# Exercise inputs
=-=-=

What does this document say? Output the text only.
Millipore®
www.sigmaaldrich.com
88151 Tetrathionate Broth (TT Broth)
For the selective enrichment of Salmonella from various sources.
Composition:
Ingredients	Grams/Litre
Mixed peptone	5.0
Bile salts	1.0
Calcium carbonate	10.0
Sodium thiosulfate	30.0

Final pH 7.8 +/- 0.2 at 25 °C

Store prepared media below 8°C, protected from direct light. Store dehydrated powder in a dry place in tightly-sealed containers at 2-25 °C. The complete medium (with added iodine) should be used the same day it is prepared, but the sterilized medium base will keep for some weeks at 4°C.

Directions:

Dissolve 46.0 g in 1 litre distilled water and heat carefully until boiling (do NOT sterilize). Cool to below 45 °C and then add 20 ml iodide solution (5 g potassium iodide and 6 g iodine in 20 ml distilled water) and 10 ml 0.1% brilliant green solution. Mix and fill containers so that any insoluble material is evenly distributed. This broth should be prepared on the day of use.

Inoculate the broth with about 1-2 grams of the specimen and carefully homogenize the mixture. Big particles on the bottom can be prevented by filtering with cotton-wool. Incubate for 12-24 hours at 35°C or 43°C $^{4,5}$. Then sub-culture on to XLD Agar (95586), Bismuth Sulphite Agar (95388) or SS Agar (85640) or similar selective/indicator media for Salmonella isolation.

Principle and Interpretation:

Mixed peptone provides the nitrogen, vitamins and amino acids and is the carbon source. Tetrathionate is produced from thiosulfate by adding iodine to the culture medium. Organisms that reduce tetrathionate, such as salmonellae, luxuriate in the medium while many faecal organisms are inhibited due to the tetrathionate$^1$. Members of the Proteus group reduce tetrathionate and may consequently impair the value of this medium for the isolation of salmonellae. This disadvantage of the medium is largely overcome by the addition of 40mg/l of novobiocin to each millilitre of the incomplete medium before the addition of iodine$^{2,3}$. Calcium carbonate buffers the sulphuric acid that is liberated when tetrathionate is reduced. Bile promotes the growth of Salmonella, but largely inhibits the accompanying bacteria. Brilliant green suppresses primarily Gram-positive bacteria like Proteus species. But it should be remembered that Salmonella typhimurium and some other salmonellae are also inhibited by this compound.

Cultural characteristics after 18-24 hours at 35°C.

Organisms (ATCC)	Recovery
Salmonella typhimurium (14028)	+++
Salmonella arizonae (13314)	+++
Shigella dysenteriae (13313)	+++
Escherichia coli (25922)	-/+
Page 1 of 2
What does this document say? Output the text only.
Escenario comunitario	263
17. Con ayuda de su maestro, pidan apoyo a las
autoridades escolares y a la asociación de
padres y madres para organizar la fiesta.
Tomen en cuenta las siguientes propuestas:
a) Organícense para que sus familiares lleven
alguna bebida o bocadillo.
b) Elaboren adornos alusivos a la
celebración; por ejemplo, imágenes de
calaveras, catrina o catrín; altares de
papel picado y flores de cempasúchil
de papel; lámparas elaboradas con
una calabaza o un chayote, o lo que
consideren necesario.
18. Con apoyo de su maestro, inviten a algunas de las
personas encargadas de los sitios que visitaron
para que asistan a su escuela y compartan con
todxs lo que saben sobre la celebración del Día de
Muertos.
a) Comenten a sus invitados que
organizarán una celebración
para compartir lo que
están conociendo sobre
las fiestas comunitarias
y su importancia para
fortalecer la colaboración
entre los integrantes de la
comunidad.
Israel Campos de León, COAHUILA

=-=-=

Quote every line of the data, word for word.

What does this document say? Output the text only.
Millipore®
www.sigmaaldrich.com
88151 Tetrathionate Broth (TT Broth)
For the selective enrichment of Salmonella from various sources.
Composition:
Ingredients	Grams/Litre
Mixed peptone	5.0
Bile salts	1.0
Calcium carbonate	10.0
Sodium thiosulfate	30.0

Final pH 7.8 +/- 0.2 at 25 °C

Store prepared media below 8°C, protected from direct light. Store dehydrated powder in a dry place in tightly-sealed containers at 2-25 °C. The complete medium (with added iodine) should be used the same day it is prepared, but the sterilized medium base will keep for some weeks at 4°C.

Directions:

Dissolve 46.0 g in 1 litre distilled water and heat carefully until boiling (do NOT sterilize). Cool to below 45 °C and then add 20 ml iodide solution (5 g potassium iodide and 6 g iodine in 20 ml distilled water) and 10 ml 0.1% brilliant green solution. Mix and fill containers so that any insoluble material is evenly distributed. This broth should be prepared on the day of use.

Inoculate the broth with about 1-2 grams of the specimen and carefully homogenize the mixture. Big particles on the bottom can be prevented by filtering with cotton-wool. Incubate for 12-24 hours at 35°C or 43°C $^{4,5}$. Then sub-culture on to XLD Agar (95586), Bismuth Sulphite Agar (95388) or SS Agar (85640) or similar selective/indicator media for Salmonella isolation.

Principle and Interpretation:

Mixed peptone provides the nitrogen, vitamins and amino acids and is the carbon source. Tetrathionate is produced from thiosulfate by adding iodine to the culture medium. Organisms that reduce tetrathionate, such as salmonellae, luxuriate in the medium while many faecal organisms are inhibited due to the tetrathionate$^1$. Members of the Proteus group reduce tetrathionate and may consequently impair the value of this medium for the isolation of salmonellae. This disadvantage of the medium is largely overcome by the addition of 40mg/l of novobiocin to each millilitre of the incomplete medium before the addition of iodine$^{2,3}$. Calcium carbonate buffers the sulphuric acid that is liberated when tetrathionate is reduced. Bile promotes the growth of Salmonella, but largely inhibits the accompanying bacteria. Brilliant green suppresses primarily Gram-positive bacteria like Proteus species. But it should be remembered that Salmonella typhimurium and some other salmonellae are also inhibited by this compound.

Cultural characteristics after 18-24 hours at 35°C.

Organisms (ATCC)	Recovery
Salmonella typhimurium (14028)	+++
Salmonella arizonae (13314)	+++
Shigella dysenteriae (13313)	+++
Escherichia coli (25922)	-/+
Page 1 of 2
What does this document say? Output the text only.
Escenario comunitario	263
17. Con ayuda de su maestro, pidan apoyo a las
autoridades escolares y a la asociación de
padres y madres para organizar la fiesta.
Tomen en cuenta las siguientes propuestas:
a) Organícense para que sus familiares lleven
alguna bebida o bocadillo.
b) Elaboren adornos alusivos a la
celebración; por ejemplo, imágenes de
calaveras, catrina o catrín; altares de
papel picado y flores de cempasúchil
de papel; lámparas elaboradas con
una calabaza o un chayote, o lo que
consideren necesario.
18. Con apoyo de su maestro, inviten a algunas de las
personas encargadas de los sitios que visitaron
para que asistan a su escuela y compartan con
todxs lo que saben sobre la celebración del Día de
Muertos.
a) Comenten a sus invitados que
organizarán una celebración
para compartir lo que
están conociendo sobre
las fiestas comunitarias
y su importancia para
fortalecer la colaboración
entre los integrantes de la
comunidad.
Israel Campos de León, COAHUILA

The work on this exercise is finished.